DOCUMENT SEGMENT
=== Section Start ===
Yeltsin's Russia reportedly initiated very low-yield nuclear testing in contravention of its announced moratorium and legal obligation not to defeat the "object and purpose" of the Comprehensive Test Ban Treaty. This reportedly continued under President Vladimir Putin. If true, it may explain how Russia, as its leaders have announced, developed new nuclear weapons in the post-Cold War period. Again, the United States appears to have ignored this issue.
Russian START compliance actually appears to have worsened under Mr. Putin. In 2007, Russia tested a multiple-warhead version of the SS-27 ICBM, despite a START prohibition against multiple warheads on this missile. The issue is not mentioned in the Obama administration's unclassified compliance reports. Rather, the administration legitimized this otherwise noncompliant multiple-warhead SS-27 in New START. What about demanding compliance?
Even more significant are the reported Russian violations of the 1987 Intermediate-range Nuclear Forces treaty. Russian journalists and publications, including an official Russian news agency, have said that the Russian R-500 ground-launched cruise missile has a range of 600 to 1,800 miles, which would make it a violation of the INF Treaty; and two reports say that the missile is a modification of a missile specifically prohibited in the treaty. A second prohibited ground-launched cruise missile also is reported. In 2009, Britain's House of Commons Defense Committee noted reports that the R-500 has a 1,200-mile range. The R-500, now operational, is not treated in the Obama administration's unclassified compliance reports.
=== Section End ===
TASK DESCRIPTION
Translate this sentence from the passage on Russian arms control compliance into Spanish: "In 2007, Russia tested a multiple-warhead version of the SS-27 ICBM, despite a START prohibition against multiple warheads on this missile."

INFORMATION
=== Section Start ===
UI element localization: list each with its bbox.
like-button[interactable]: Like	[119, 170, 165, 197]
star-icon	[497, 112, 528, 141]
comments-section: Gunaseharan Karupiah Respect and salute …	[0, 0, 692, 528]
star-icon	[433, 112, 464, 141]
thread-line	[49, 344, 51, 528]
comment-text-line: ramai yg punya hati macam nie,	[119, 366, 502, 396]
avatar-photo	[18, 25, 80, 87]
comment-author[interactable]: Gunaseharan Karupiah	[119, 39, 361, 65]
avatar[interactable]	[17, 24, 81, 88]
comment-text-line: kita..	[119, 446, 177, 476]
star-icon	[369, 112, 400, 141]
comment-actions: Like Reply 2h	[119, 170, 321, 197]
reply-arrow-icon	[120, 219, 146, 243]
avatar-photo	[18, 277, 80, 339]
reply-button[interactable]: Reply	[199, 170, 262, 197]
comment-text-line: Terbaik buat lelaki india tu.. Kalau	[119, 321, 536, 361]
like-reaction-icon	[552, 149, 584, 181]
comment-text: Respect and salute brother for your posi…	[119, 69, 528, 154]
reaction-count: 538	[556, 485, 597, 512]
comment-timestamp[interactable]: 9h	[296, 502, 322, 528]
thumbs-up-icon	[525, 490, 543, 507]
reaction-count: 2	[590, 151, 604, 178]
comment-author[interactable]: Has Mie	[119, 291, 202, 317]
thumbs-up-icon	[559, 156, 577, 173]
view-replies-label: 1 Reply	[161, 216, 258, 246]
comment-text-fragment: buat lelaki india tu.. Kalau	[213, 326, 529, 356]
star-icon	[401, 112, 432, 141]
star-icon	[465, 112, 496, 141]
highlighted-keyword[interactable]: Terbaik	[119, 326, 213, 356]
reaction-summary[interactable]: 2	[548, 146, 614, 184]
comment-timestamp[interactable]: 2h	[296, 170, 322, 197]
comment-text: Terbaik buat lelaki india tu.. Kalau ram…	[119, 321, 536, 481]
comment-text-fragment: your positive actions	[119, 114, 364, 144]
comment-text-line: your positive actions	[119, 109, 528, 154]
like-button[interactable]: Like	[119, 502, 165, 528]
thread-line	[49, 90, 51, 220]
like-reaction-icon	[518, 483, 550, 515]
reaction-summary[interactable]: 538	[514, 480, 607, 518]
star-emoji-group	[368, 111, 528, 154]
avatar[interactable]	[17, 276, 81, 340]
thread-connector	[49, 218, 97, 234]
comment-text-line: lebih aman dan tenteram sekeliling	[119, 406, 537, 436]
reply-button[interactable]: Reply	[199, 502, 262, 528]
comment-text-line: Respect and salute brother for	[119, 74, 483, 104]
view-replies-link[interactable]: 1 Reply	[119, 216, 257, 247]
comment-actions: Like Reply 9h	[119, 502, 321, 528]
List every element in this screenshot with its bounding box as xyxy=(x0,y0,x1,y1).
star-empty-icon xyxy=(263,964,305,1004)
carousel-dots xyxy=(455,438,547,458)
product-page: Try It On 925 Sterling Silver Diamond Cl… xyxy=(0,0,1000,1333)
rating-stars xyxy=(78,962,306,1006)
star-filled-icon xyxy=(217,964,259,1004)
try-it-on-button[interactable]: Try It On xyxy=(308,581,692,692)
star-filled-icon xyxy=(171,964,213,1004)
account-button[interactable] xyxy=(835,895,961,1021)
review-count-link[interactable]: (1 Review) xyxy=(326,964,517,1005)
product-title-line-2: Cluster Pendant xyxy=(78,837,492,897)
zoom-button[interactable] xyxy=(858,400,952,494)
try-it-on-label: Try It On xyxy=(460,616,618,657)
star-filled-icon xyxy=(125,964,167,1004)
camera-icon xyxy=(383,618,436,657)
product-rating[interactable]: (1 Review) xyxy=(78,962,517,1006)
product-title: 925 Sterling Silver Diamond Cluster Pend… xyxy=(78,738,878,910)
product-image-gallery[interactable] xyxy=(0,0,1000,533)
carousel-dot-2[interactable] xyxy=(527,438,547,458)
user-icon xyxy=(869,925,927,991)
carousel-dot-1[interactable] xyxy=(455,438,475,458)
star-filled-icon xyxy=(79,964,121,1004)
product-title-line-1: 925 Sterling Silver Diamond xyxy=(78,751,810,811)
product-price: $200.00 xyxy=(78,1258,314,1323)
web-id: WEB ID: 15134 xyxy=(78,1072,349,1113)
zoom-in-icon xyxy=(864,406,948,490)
=== Section End ===
WORKED SOLUTION
En 2007, Rusia probó una versión de ojivas múltiples del misil balístico intercontinental SS-27, a pesar de una prohibición del START contra las ojivas múltiples en este misil.